## Given exercise
Quote the records below in full, exactly as given, with the images taken out.

Data entries for graphics
····················

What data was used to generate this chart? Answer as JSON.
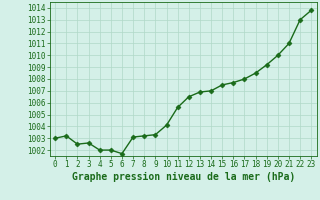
{
  "x": [
    0,
    1,
    2,
    3,
    4,
    5,
    6,
    7,
    8,
    9,
    10,
    11,
    12,
    13,
    14,
    15,
    16,
    17,
    18,
    19,
    20,
    21,
    22,
    23
  ],
  "y": [
    1003.0,
    1003.2,
    1002.5,
    1002.6,
    1002.0,
    1002.0,
    1001.7,
    1003.1,
    1003.2,
    1003.3,
    1004.1,
    1005.6,
    1006.5,
    1006.9,
    1007.0,
    1007.5,
    1007.7,
    1008.0,
    1008.5,
    1009.2,
    1010.0,
    1011.0,
    1013.0,
    1013.8
  ],
  "ylim": [
    1001.5,
    1014.5
  ],
  "yticks": [
    1002,
    1003,
    1004,
    1005,
    1006,
    1007,
    1008,
    1009,
    1010,
    1011,
    1012,
    1013,
    1014
  ],
  "xlim": [
    -0.5,
    23.5
  ],
  "xticks": [
    0,
    1,
    2,
    3,
    4,
    5,
    6,
    7,
    8,
    9,
    10,
    11,
    12,
    13,
    14,
    15,
    16,
    17,
    18,
    19,
    20,
    21,
    22,
    23
  ],
  "xlabel": "Graphe pression niveau de la mer (hPa)",
  "line_color": "#1a6b1a",
  "marker": "D",
  "marker_size": 2.5,
  "bg_color": "#d4f0e8",
  "grid_color": "#b0d8c8",
  "xlabel_fontsize": 7,
  "tick_fontsize": 5.5,
  "line_width": 1.0
}
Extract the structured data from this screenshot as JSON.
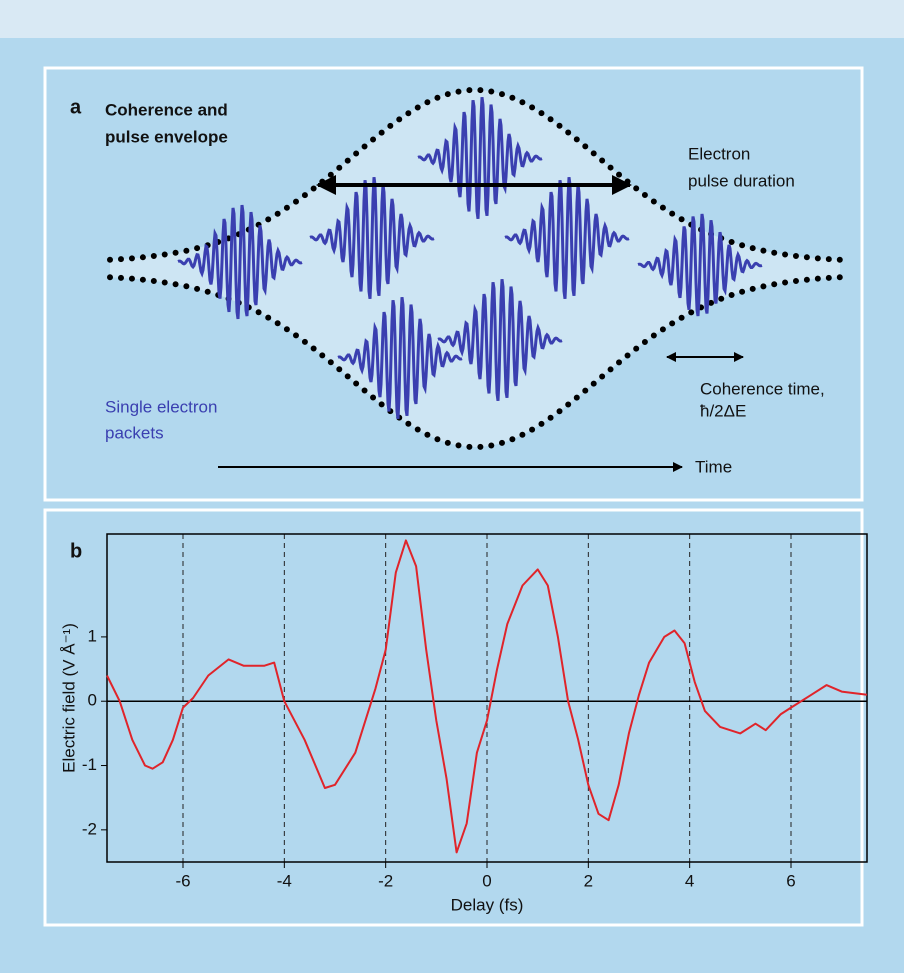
{
  "panel_a": {
    "label": "a",
    "title_lines": [
      "Coherence and",
      "pulse envelope"
    ],
    "duration_lines": [
      "Electron",
      "pulse duration"
    ],
    "coherence_lines": [
      "Coherence time,",
      "ħ/2ΔE"
    ],
    "packets_lines": [
      "Single electron",
      "packets"
    ],
    "time_label": "Time"
  },
  "chart_data": {
    "type": "line",
    "panel_label": "b",
    "x_label": "Delay (fs)",
    "y_label": "Electric field (V Å⁻¹)",
    "xlim": [
      -7.5,
      7.5
    ],
    "ylim": [
      -2.5,
      2.6
    ],
    "xticks": [
      -6,
      -4,
      -2,
      0,
      2,
      4,
      6
    ],
    "yticks": [
      -2,
      -1,
      0,
      1
    ],
    "grid": true,
    "series": [
      {
        "color": "#e0242a",
        "x": [
          -7.5,
          -7.25,
          -7.0,
          -6.75,
          -6.6,
          -6.4,
          -6.2,
          -6.0,
          -5.8,
          -5.5,
          -5.1,
          -4.8,
          -4.4,
          -4.2,
          -4.0,
          -3.6,
          -3.2,
          -3.0,
          -2.6,
          -2.2,
          -2.0,
          -1.8,
          -1.6,
          -1.4,
          -1.2,
          -1.0,
          -0.8,
          -0.6,
          -0.4,
          -0.2,
          0.0,
          0.2,
          0.4,
          0.7,
          1.0,
          1.2,
          1.4,
          1.6,
          1.8,
          2.0,
          2.2,
          2.4,
          2.6,
          2.8,
          3.0,
          3.2,
          3.5,
          3.7,
          3.9,
          4.1,
          4.3,
          4.6,
          5.0,
          5.3,
          5.5,
          5.8,
          6.0,
          6.4,
          6.7,
          7.0,
          7.5
        ],
        "values": [
          0.4,
          0.0,
          -0.6,
          -1.0,
          -1.05,
          -0.95,
          -0.6,
          -0.1,
          0.05,
          0.4,
          0.65,
          0.55,
          0.55,
          0.6,
          0.0,
          -0.6,
          -1.35,
          -1.3,
          -0.8,
          0.2,
          0.8,
          2.0,
          2.5,
          2.1,
          0.8,
          -0.3,
          -1.2,
          -2.35,
          -1.9,
          -0.8,
          -0.3,
          0.5,
          1.2,
          1.8,
          2.05,
          1.8,
          1.0,
          0.0,
          -0.6,
          -1.3,
          -1.75,
          -1.85,
          -1.3,
          -0.5,
          0.1,
          0.6,
          1.0,
          1.1,
          0.9,
          0.3,
          -0.15,
          -0.4,
          -0.5,
          -0.35,
          -0.45,
          -0.2,
          -0.1,
          0.1,
          0.25,
          0.15,
          0.1
        ]
      }
    ]
  }
}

····················

## Result
What data was used to generate this chart? Answer as JSON.
{
  "x": [
    0,
    1,
    2,
    3,
    4,
    5,
    6,
    7,
    8,
    9,
    10,
    11,
    12,
    13,
    14,
    15,
    16,
    17,
    18,
    19,
    20,
    21,
    22,
    23
  ],
  "y": [
    1003.0,
    1003.2,
    1002.5,
    1002.6,
    1002.0,
    1002.0,
    1001.7,
    1003.1,
    1003.2,
    1003.3,
    1004.1,
    1005.6,
    1006.5,
    1006.9,
    1007.0,
    1007.5,
    1007.7,
    1008.0,
    1008.5,
    1009.2,
    1010.0,
    1011.0,
    1013.0,
    1013.8
  ],
  "ylim": [
    1001.5,
    1014.5
  ],
  "yticks": [
    1002,
    1003,
    1004,
    1005,
    1006,
    1007,
    1008,
    1009,
    1010,
    1011,
    1012,
    1013,
    1014
  ],
  "xlim": [
    -0.5,
    23.5
  ],
  "xticks": [
    0,
    1,
    2,
    3,
    4,
    5,
    6,
    7,
    8,
    9,
    10,
    11,
    12,
    13,
    14,
    15,
    16,
    17,
    18,
    19,
    20,
    21,
    22,
    23
  ],
  "xlabel": "Graphe pression niveau de la mer (hPa)",
  "line_color": "#1a6b1a",
  "marker": "D",
  "marker_size": 2.5,
  "bg_color": "#d4f0e8",
  "grid_color": "#b0d8c8",
  "xlabel_fontsize": 7,
  "tick_fontsize": 5.5,
  "line_width": 1.0
}
Extract the structured data from this screenshot as JSON.
{
  "panel_a": {
    "label": "a",
    "title_lines": [
      "Coherence and",
      "pulse envelope"
    ],
    "duration_lines": [
      "Electron",
      "pulse duration"
    ],
    "coherence_lines": [
      "Coherence time,",
      "ħ/2ΔE"
    ],
    "packets_lines": [
      "Single electron",
      "packets"
    ],
    "time_label": "Time"
  },
  "chart_data": {
    "type": "line",
    "panel_label": "b",
    "x_label": "Delay (fs)",
    "y_label": "Electric field (V Å⁻¹)",
    "xlim": [
      -7.5,
      7.5
    ],
    "ylim": [
      -2.5,
      2.6
    ],
    "xticks": [
      -6,
      -4,
      -2,
      0,
      2,
      4,
      6
    ],
    "yticks": [
      -2,
      -1,
      0,
      1
    ],
    "grid": true,
    "series": [
      {
        "color": "#e0242a",
        "x": [
          -7.5,
          -7.25,
          -7.0,
          -6.75,
          -6.6,
          -6.4,
          -6.2,
          -6.0,
          -5.8,
          -5.5,
          -5.1,
          -4.8,
          -4.4,
          -4.2,
          -4.0,
          -3.6,
          -3.2,
          -3.0,
          -2.6,
          -2.2,
          -2.0,
          -1.8,
          -1.6,
          -1.4,
          -1.2,
          -1.0,
          -0.8,
          -0.6,
          -0.4,
          -0.2,
          0.0,
          0.2,
          0.4,
          0.7,
          1.0,
          1.2,
          1.4,
          1.6,
          1.8,
          2.0,
          2.2,
          2.4,
          2.6,
          2.8,
          3.0,
          3.2,
          3.5,
          3.7,
          3.9,
          4.1,
          4.3,
          4.6,
          5.0,
          5.3,
          5.5,
          5.8,
          6.0,
          6.4,
          6.7,
          7.0,
          7.5
        ],
        "values": [
          0.4,
          0.0,
          -0.6,
          -1.0,
          -1.05,
          -0.95,
          -0.6,
          -0.1,
          0.05,
          0.4,
          0.65,
          0.55,
          0.55,
          0.6,
          0.0,
          -0.6,
          -1.35,
          -1.3,
          -0.8,
          0.2,
          0.8,
          2.0,
          2.5,
          2.1,
          0.8,
          -0.3,
          -1.2,
          -2.35,
          -1.9,
          -0.8,
          -0.3,
          0.5,
          1.2,
          1.8,
          2.05,
          1.8,
          1.0,
          0.0,
          -0.6,
          -1.3,
          -1.75,
          -1.85,
          -1.3,
          -0.5,
          0.1,
          0.6,
          1.0,
          1.1,
          0.9,
          0.3,
          -0.15,
          -0.4,
          -0.5,
          -0.35,
          -0.45,
          -0.2,
          -0.1,
          0.1,
          0.25,
          0.15,
          0.1
        ]
      }
    ]
  }
}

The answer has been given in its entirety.